» **WHAT YOU WILL DO**: Write every record out again exactly as given.

» **EXTRACTED MATERIAL**:
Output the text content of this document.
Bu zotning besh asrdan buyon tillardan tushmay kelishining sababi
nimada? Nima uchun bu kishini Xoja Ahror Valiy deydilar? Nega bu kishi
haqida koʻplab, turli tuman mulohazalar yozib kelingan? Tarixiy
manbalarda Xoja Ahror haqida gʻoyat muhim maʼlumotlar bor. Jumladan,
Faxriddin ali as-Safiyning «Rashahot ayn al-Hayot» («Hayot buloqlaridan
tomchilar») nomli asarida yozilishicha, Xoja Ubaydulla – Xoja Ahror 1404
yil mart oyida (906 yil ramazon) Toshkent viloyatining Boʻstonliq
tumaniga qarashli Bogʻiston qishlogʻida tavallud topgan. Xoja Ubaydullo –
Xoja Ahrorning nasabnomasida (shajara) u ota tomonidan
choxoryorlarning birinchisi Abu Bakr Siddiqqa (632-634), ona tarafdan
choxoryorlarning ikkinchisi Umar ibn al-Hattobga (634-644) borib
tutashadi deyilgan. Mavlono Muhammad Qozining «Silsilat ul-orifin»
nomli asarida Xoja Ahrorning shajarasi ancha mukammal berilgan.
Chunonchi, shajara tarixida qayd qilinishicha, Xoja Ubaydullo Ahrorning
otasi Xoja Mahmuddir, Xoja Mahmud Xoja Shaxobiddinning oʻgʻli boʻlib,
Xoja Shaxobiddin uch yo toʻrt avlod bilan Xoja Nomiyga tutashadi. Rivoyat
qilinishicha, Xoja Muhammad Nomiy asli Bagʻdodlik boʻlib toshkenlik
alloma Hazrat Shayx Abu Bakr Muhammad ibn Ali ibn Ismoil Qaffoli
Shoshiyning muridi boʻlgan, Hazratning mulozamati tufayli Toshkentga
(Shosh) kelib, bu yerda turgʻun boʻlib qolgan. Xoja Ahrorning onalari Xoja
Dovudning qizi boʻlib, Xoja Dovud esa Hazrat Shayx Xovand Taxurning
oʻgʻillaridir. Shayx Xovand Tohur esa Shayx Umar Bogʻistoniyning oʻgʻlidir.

» **PROBLEM SOLUTION**:
Output the text content of this document.
Bu zotning besh asrdan buyon tillardan tushmay kelishining sababi
nimada? Nima uchun bu kishini Xoja Ahror Valiy deydilar? Nega bu kishi
haqida koʻplab, turli tuman mulohazalar yozib kelingan? Tarixiy
manbalarda Xoja Ahror haqida gʻoyat muhim maʼlumotlar bor. Jumladan,
Faxriddin ali as-Safiyning «Rashahot ayn al-Hayot» («Hayot buloqlaridan
tomchilar») nomli asarida yozilishicha, Xoja Ubaydulla – Xoja Ahror 1404
yil mart oyida (906 yil ramazon) Toshkent viloyatining Boʻstonliq
tumaniga qarashli Bogʻiston qishlogʻida tavallud topgan. Xoja Ubaydullo –
Xoja Ahrorning nasabnomasida (shajara) u ota tomonidan
choxoryorlarning birinchisi Abu Bakr Siddiqqa (632-634), ona tarafdan
choxoryorlarning ikkinchisi Umar ibn al-Hattobga (634-644) borib
tutashadi deyilgan. Mavlono Muhammad Qozining «Silsilat ul-orifin»
nomli asarida Xoja Ahrorning shajarasi ancha mukammal berilgan.
Chunonchi, shajara tarixida qayd qilinishicha, Xoja Ubaydullo Ahrorning
otasi Xoja Mahmuddir, Xoja Mahmud Xoja Shaxobiddinning oʻgʻli boʻlib,
Xoja Shaxobiddin uch yo toʻrt avlod bilan Xoja Nomiyga tutashadi. Rivoyat
qilinishicha, Xoja Muhammad Nomiy asli Bagʻdodlik boʻlib toshkenlik
alloma Hazrat Shayx Abu Bakr Muhammad ibn Ali ibn Ismoil Qaffoli
Shoshiyning muridi boʻlgan, Hazratning mulozamati tufayli Toshkentga
(Shosh) kelib, bu yerda turgʻun boʻlib qolgan. Xoja Ahrorning onalari Xoja
Dovudning qizi boʻlib, Xoja Dovud esa Hazrat Shayx Xovand Taxurning
oʻgʻillaridir. Shayx Xovand Tohur esa Shayx Umar Bogʻistoniyning oʻgʻlidir.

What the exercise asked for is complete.